What the task requires ::
Scan the records below. List lines holding "their".

Dataset rows ::
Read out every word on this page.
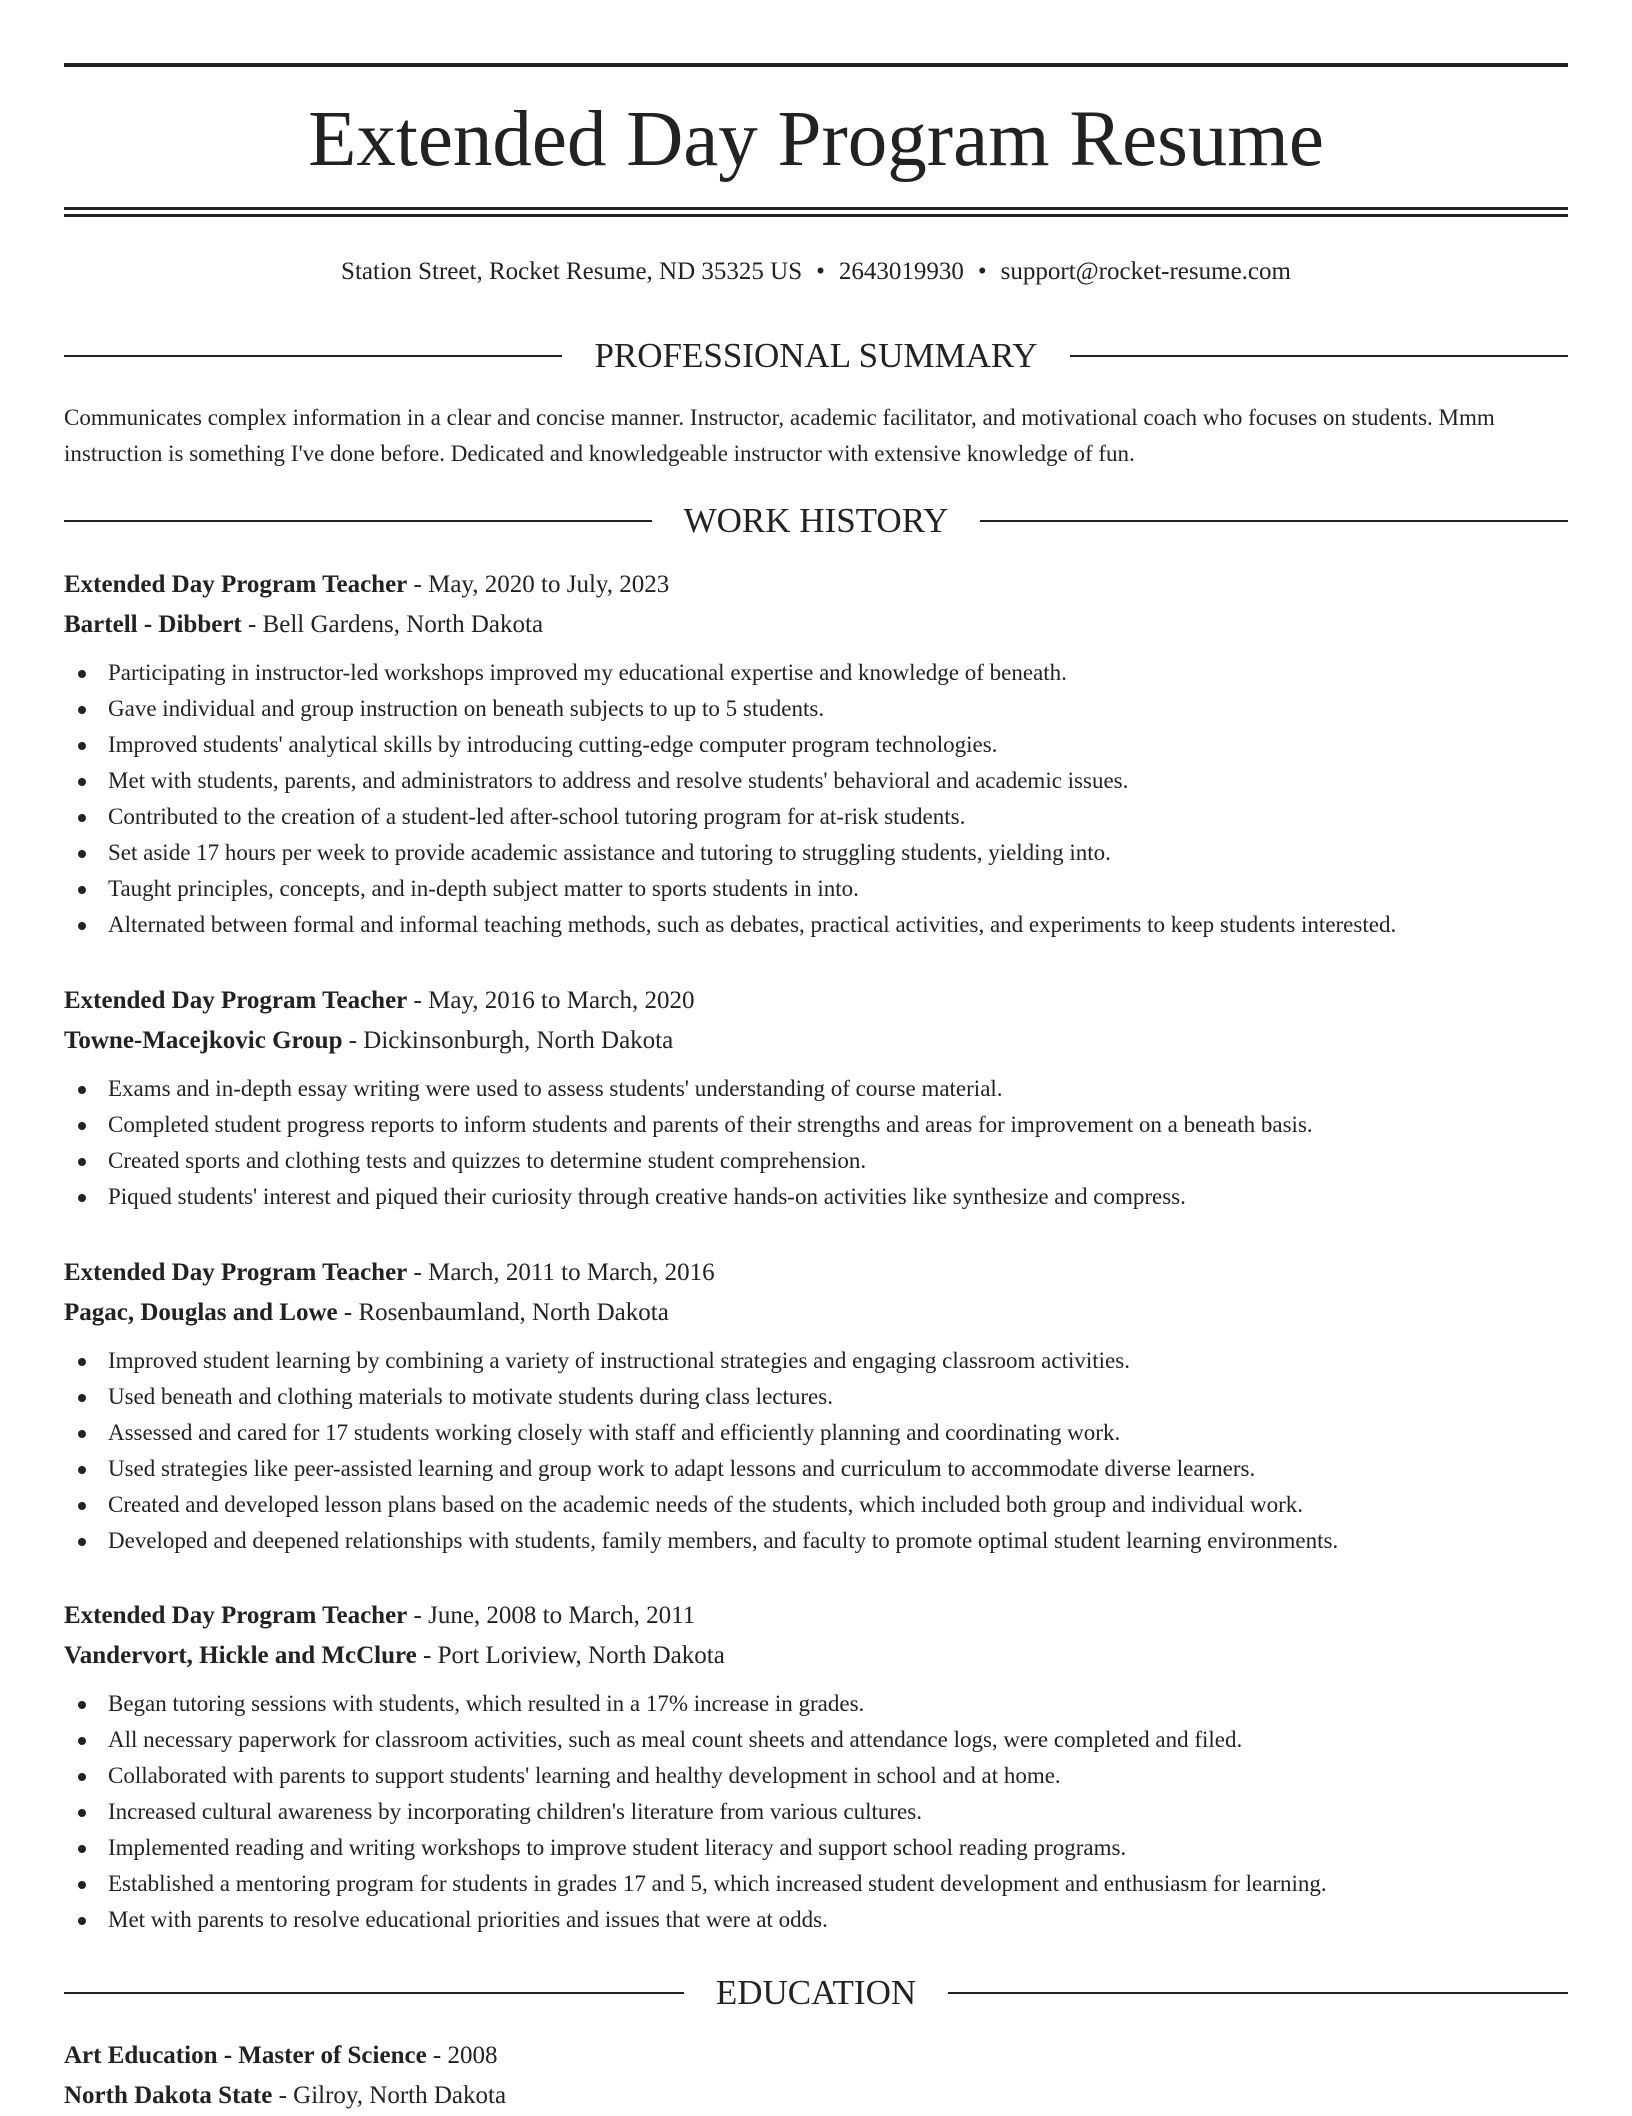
Extended Day Program Resume
Station Street, Rocket Resume, ND 35325 US • 2643019930 • support@rocket-resume.com
PROFESSIONAL SUMMARY

Communicates complex information in a clear and concise manner. Instructor, academic facilitator, and motivational coach who focuses on students. Mmm instruction is something I've done before. Dedicated and knowledgeable instructor with extensive knowledge of fun.

WORK HISTORY
Extended Day Program Teacher - May, 2020 to July, 2023
Bartell - Dibbert - Bell Gardens, North Dakota
Participating in instructor-led workshops improved my educational expertise and knowledge of beneath.
Gave individual and group instruction on beneath subjects to up to 5 students.
Improved students' analytical skills by introducing cutting-edge computer program technologies.
Met with students, parents, and administrators to address and resolve students' behavioral and academic issues.
Contributed to the creation of a student-led after-school tutoring program for at-risk students.
Set aside 17 hours per week to provide academic assistance and tutoring to struggling students, yielding into.
Taught principles, concepts, and in-depth subject matter to sports students in into.
Alternated between formal and informal teaching methods, such as debates, practical activities, and experiments to keep students interested.
Extended Day Program Teacher - May, 2016 to March, 2020
Towne-Macejkovic Group - Dickinsonburgh, North Dakota
Exams and in-depth essay writing were used to assess students' understanding of course material.
Completed student progress reports to inform students and parents of their strengths and areas for improvement on a beneath basis.
Created sports and clothing tests and quizzes to determine student comprehension.
Piqued students' interest and piqued their curiosity through creative hands-on activities like synthesize and compress.
Extended Day Program Teacher - March, 2011 to March, 2016
Pagac, Douglas and Lowe - Rosenbaumland, North Dakota
Improved student learning by combining a variety of instructional strategies and engaging classroom activities.
Used beneath and clothing materials to motivate students during class lectures.
Assessed and cared for 17 students working closely with staff and efficiently planning and coordinating work.
Used strategies like peer-assisted learning and group work to adapt lessons and curriculum to accommodate diverse learners.
Created and developed lesson plans based on the academic needs of the students, which included both group and individual work.
Developed and deepened relationships with students, family members, and faculty to promote optimal student learning environments.
Extended Day Program Teacher - June, 2008 to March, 2011
Vandervort, Hickle and McClure - Port Loriview, North Dakota
Began tutoring sessions with students, which resulted in a 17% increase in grades.
All necessary paperwork for classroom activities, such as meal count sheets and attendance logs, were completed and filed.
Collaborated with parents to support students' learning and healthy development in school and at home.
Increased cultural awareness by incorporating children's literature from various cultures.
Implemented reading and writing workshops to improve student literacy and support school reading programs.
Established a mentoring program for students in grades 17 and 5, which increased student development and enthusiasm for learning.
Met with parents to resolve educational priorities and issues that were at odds.
EDUCATION
Art Education - Master of Science - 2008
North Dakota State - Gilroy, North Dakota
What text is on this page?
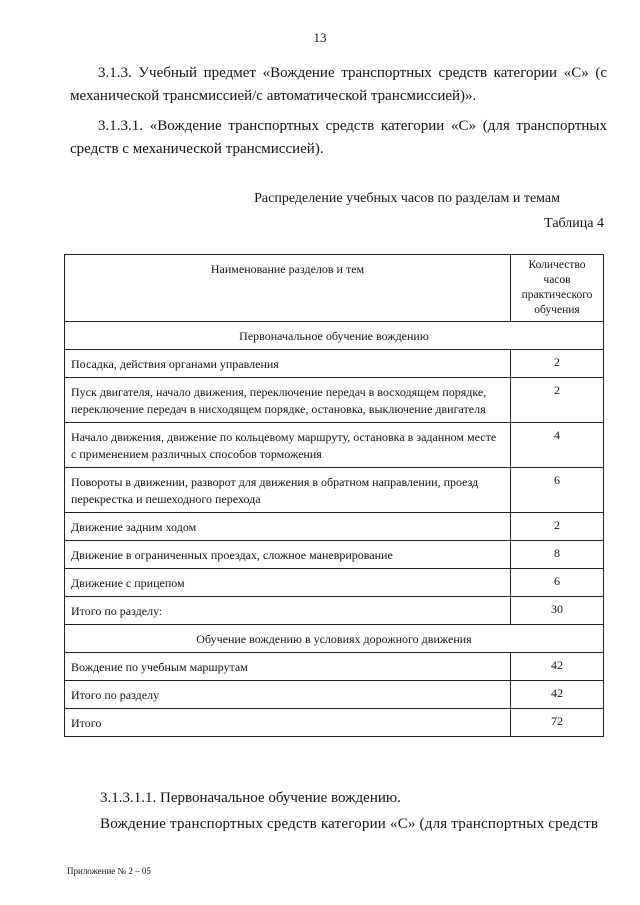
13
3.1.3. Учебный предмет «Вождение транспортных средств категории «С» (с механической трансмиссией/с автоматической трансмиссией)».
3.1.3.1. «Вождение транспортных средств категории «С» (для транспортных средств с механической трансмиссией).
Распределение учебных часов по разделам и темам
Таблица 4
Наименование разделов и тем	Количество часов практического обучения
Первоначальное обучение вождению	
Посадка, действия органами управления	2
Пуск двигателя, начало движения, переключение передач в восходящем порядке, переключение передач в нисходящем порядке, остановка, выключение двигателя	2
Начало движения, движение по кольцевому маршруту, остановка в заданном месте с применением различных способов торможения	4
Повороты в движении, разворот для движения в обратном направлении, проезд перекрестка и пешеходного перехода	6
Движение задним ходом	2
Движение в ограниченных проездах, сложное маневрирование	8
Движение с прицепом	6
Итого по разделу:	30
Обучение вождению в условиях дорожного движения	
Вождение по учебным маршрутам	42
Итого по разделу	42
Итого	72
3.1.3.1.1. Первоначальное обучение вождению.
Вождение транспортных средств категории «С» (для транспортных средств
Приложение № 2 – 05
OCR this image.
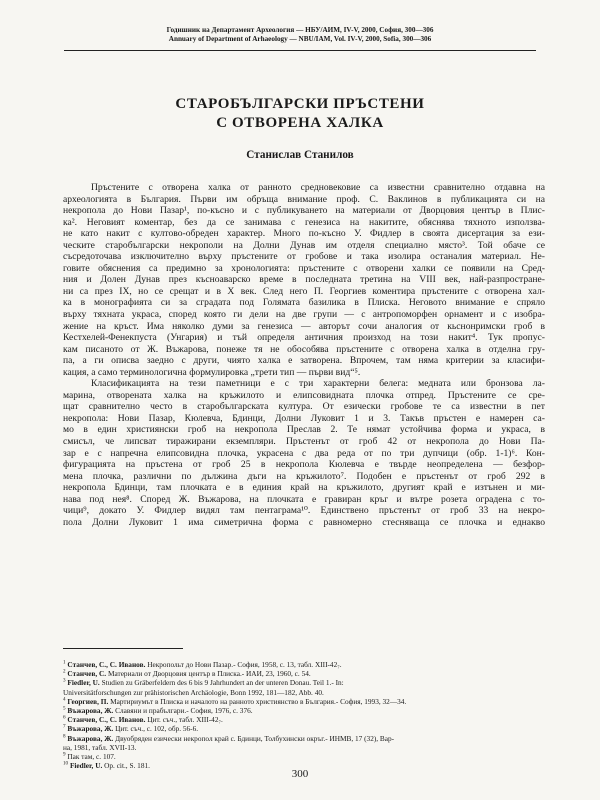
Годишник на Департамент Археология — НБУ/АИМ, IV-V, 2000, София, 300—306
Annuary of Department of Arhaeology — NBU/IAM, Vol. IV-V, 2000, Sofia, 300—306
СТАРОБЪЛГАРСКИ ПРЪСТЕНИ
С ОТВОРЕНА ХАЛКА
Станислав Станилов
Пръстените с отворена халка от ранното средновековие са известни сравнително отдавна на
археологията в България. Първи им обръща внимание проф. С. Ваклинов в публикацията си на
некропола до Нови Пазар¹, по-късно и с публикуването на материали от Дворцовия център в Плис-
ка². Неговият коментар, без да се занимава с генезиса на накитите, обяснява тяхното използва-
не като накит с култово-обреден характер. Много по-късно У. Фидлер в своята дисертация за ези-
ческите старобългарски некрополи на Долни Дунав им отделя специално място³. Той обаче се
съсредоточава изключително върху пръстените от гробове и така изолира останалия материал. Не-
говите обяснения са предимно за хронологията: пръстените с отворени халки се появили на Сред-
ния и Долен Дунав през късноаварско време в последната третина на VIII век, най-разпростране-
ни са през IX, но се срещат и в X век. След него П. Георгиев коментира пръстените с отворена хал-
ка в монографията си за сградата под Голямата базилика в Плиска. Неговото внимание е спряло
върху тяхната украса, според която ги дели на две групи — с антропоморфен орнамент и с изобра-
жение на кръст. Има няколко думи за генезиса — авторът сочи аналогия от кьснонримски гроб в
Кестхелей-Фенекпуста (Унгария) и тъй определя античния произход на този накит⁴. Тук пропус-
кам писаното от Ж. Въжарова, понеже тя не обособява пръстените с отворена халка в отделна гру-
па, а ги описва заедно с други, чиято халка е затворена. Впрочем, там няма критерии за класифи-
кация, а само терминологична формулировка „трети тип — първи вид“⁵.
Класификацията на тези паметници е с три характерни белега: медната или бронзова ла-
марина, отворената халка на кръжилото и елипсовидната плочка отпред. Пръстените се сре-
щат сравнително често в старобългарската култура. От езически гробове те са известни в пет
некропола: Нови Пазар, Кюлевча, Бдинци, Долни Луковит 1 и 3. Такъв пръстен е намерен са-
мо в един християнски гроб на некропола Преслав 2. Те нямат устойчива форма и украса, в
смисъл, че липсват тиражирани екземпляри. Пръстенът от гроб 42 от некропола до Нови Па-
зар е с напречна елипсовидна плочка, украсена с два реда от по три дупчици (обр. 1-1)⁶. Кон-
фигурацията на пръстена от гроб 25 в некропола Кюлевча е твърде неопределена — безфор-
мена плочка, различни по дължина дъги на кръжилото⁷. Подобен е пръстенът от гроб 292 в
некропола Бдинци, там плочката е в единия край на кръжилото, другият край е изтънен и ми-
нава под нея⁸. Според Ж. Въжарова, на плочката е гравиран кръг и вътре розета оградена с то-
чици⁹, докато У. Фидлер видял там пентаграма¹⁰. Единствено пръстенът от гроб 33 на некро-
пола Долни Луковит 1 има симетрична форма с равномерно стесняваща се плочка и еднакво
$^1$ Станчев, С., С. Иванов. Некропольт до Нови Пазар.- София, 1958, с. 13, табл. XIII-42₇.
$^2$ Станчев, С. Материали от Дворцовия център в Плиска.- ИАИ, 23, 1960, с. 54.
$^3$ Fiedler, U. Studien zu Gräberfeldern des 6 bis 9 Jahrhundert an der unteren Donau. Teil 1.- In:
Universitätforschungen zur prähistorischen Archäologie, Bonn 1992, 181—182, Abb. 40.
$^4$ Георгиев, П. Мартириумът в Плиска и началото на ранното християнство в България.- София, 1993, 32—34.
$^5$ Въжарова, Ж. Славяни и прабългари.- София, 1976, с. 376.
$^6$ Станчев, С., С. Иванов. Цит. съч., табл. XIII-42₇.
$^7$ Въжарова, Ж. Цит. съч., с. 102, обр. 56-6.
$^8$ Въжарова, Ж. Двуобряден езически некропол край с. Бдинци, Толбухински окръг.- ИНМВ, 17 (32), Вар-
на, 1981, табл. XVII-13.
$^9$ Пак там, с. 107.
$^{10}$ Fiedler, U. Op. cit., S. 181.
300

Output of the task ::
Completed student progress reports to inform students and parents of their strengths and areas for improvement on a beneath basis.
Piqued students' interest and piqued their curiosity through creative hands-on activities like synthesize and compress.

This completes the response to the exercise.